The exercise: Restate the listing below word for word, omitting any images.
────────────────────────────────────────
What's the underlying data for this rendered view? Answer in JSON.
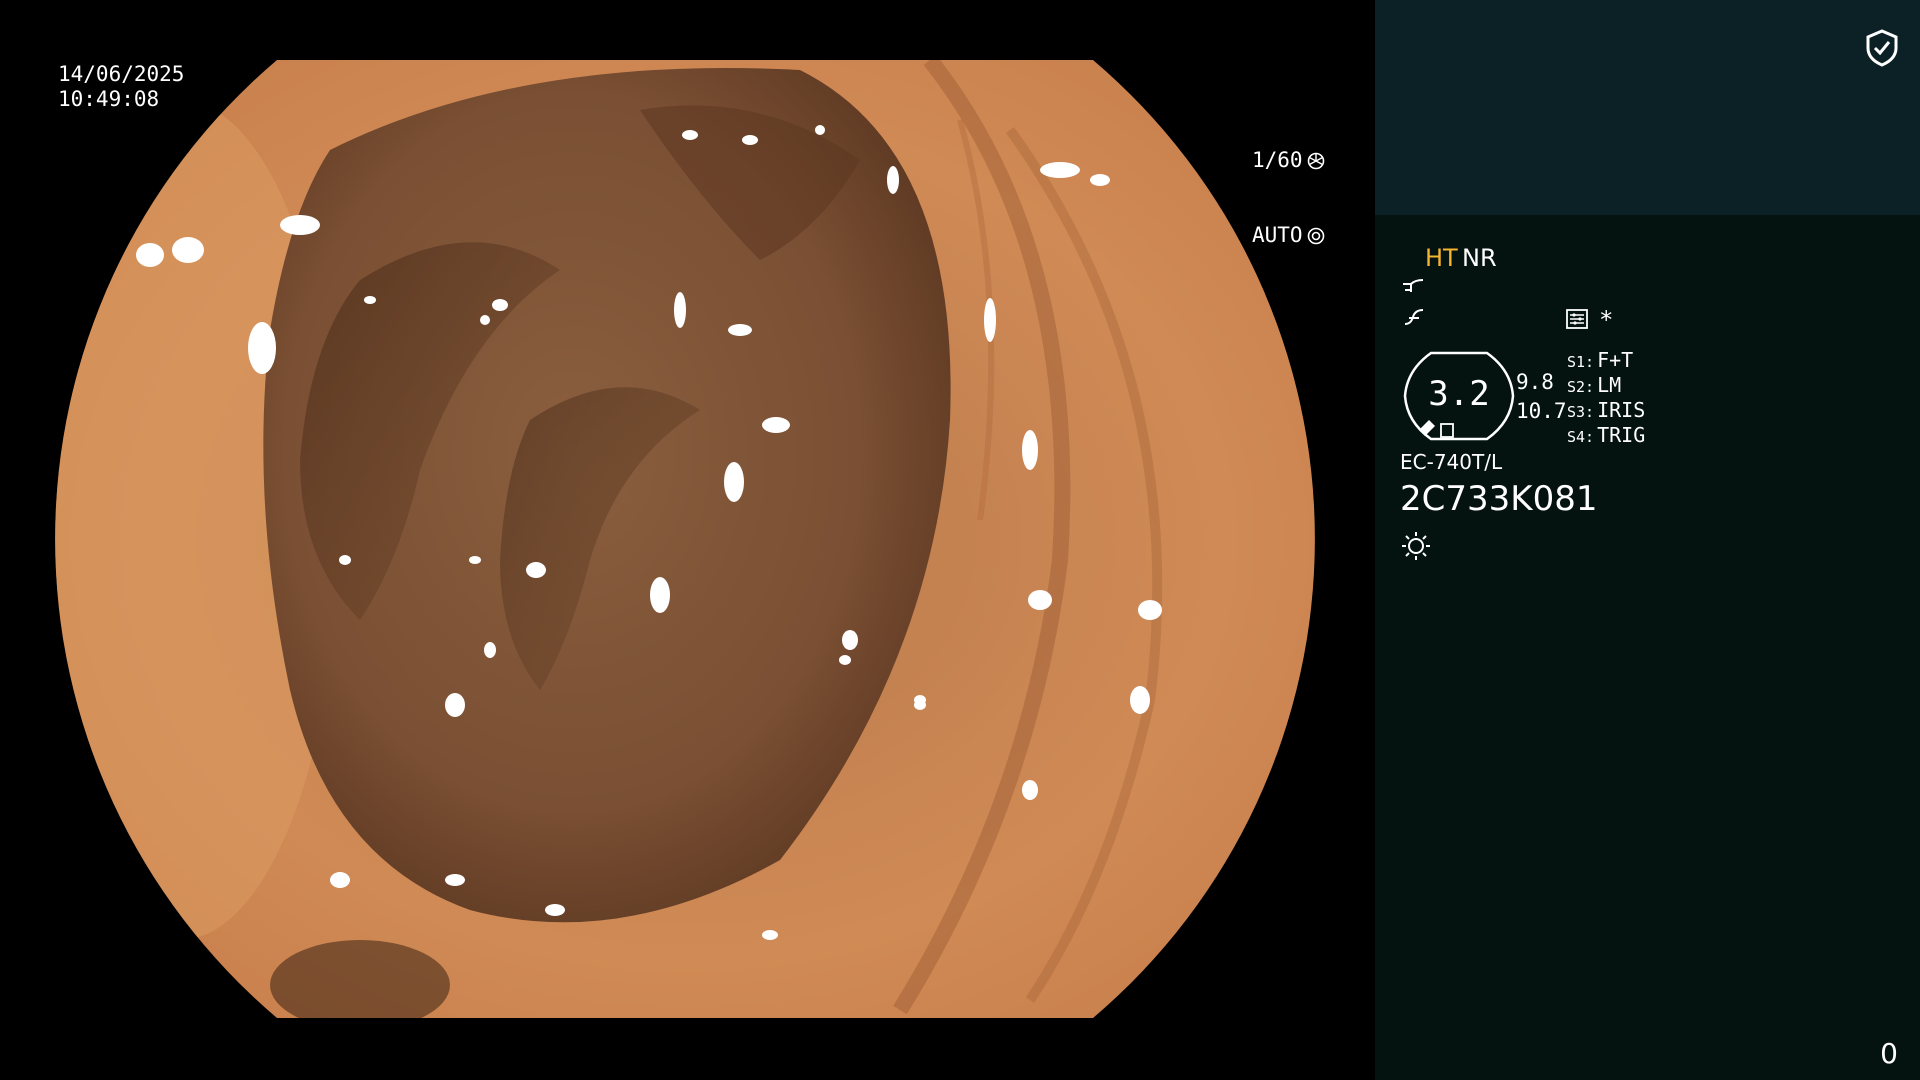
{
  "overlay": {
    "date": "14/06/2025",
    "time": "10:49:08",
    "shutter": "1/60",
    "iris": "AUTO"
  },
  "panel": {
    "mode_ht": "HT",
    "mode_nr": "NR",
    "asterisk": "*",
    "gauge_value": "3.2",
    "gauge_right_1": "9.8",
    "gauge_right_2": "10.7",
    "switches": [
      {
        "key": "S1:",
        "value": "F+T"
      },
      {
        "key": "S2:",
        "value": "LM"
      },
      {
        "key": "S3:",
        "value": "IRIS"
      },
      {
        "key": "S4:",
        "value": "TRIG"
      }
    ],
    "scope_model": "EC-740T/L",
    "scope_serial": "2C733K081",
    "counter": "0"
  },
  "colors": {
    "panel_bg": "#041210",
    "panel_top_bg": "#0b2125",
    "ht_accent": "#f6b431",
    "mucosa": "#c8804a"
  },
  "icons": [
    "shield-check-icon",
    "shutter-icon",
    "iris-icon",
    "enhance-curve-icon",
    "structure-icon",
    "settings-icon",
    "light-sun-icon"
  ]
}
────────────────────────────────────────
Reply to the task:
What's the underlying data for this rendered view? Answer in JSON.
{
  "overlay": {
    "date": "14/06/2025",
    "time": "10:49:08",
    "shutter": "1/60",
    "iris": "AUTO"
  },
  "panel": {
    "mode_ht": "HT",
    "mode_nr": "NR",
    "asterisk": "*",
    "gauge_value": "3.2",
    "gauge_right_1": "9.8",
    "gauge_right_2": "10.7",
    "switches": [
      {
        "key": "S1:",
        "value": "F+T"
      },
      {
        "key": "S2:",
        "value": "LM"
      },
      {
        "key": "S3:",
        "value": "IRIS"
      },
      {
        "key": "S4:",
        "value": "TRIG"
      }
    ],
    "scope_model": "EC-740T/L",
    "scope_serial": "2C733K081",
    "counter": "0"
  },
  "colors": {
    "panel_bg": "#041210",
    "panel_top_bg": "#0b2125",
    "ht_accent": "#f6b431",
    "mucosa": "#c8804a"
  },
  "icons": [
    "shield-check-icon",
    "shutter-icon",
    "iris-icon",
    "enhance-curve-icon",
    "structure-icon",
    "settings-icon",
    "light-sun-icon"
  ]
}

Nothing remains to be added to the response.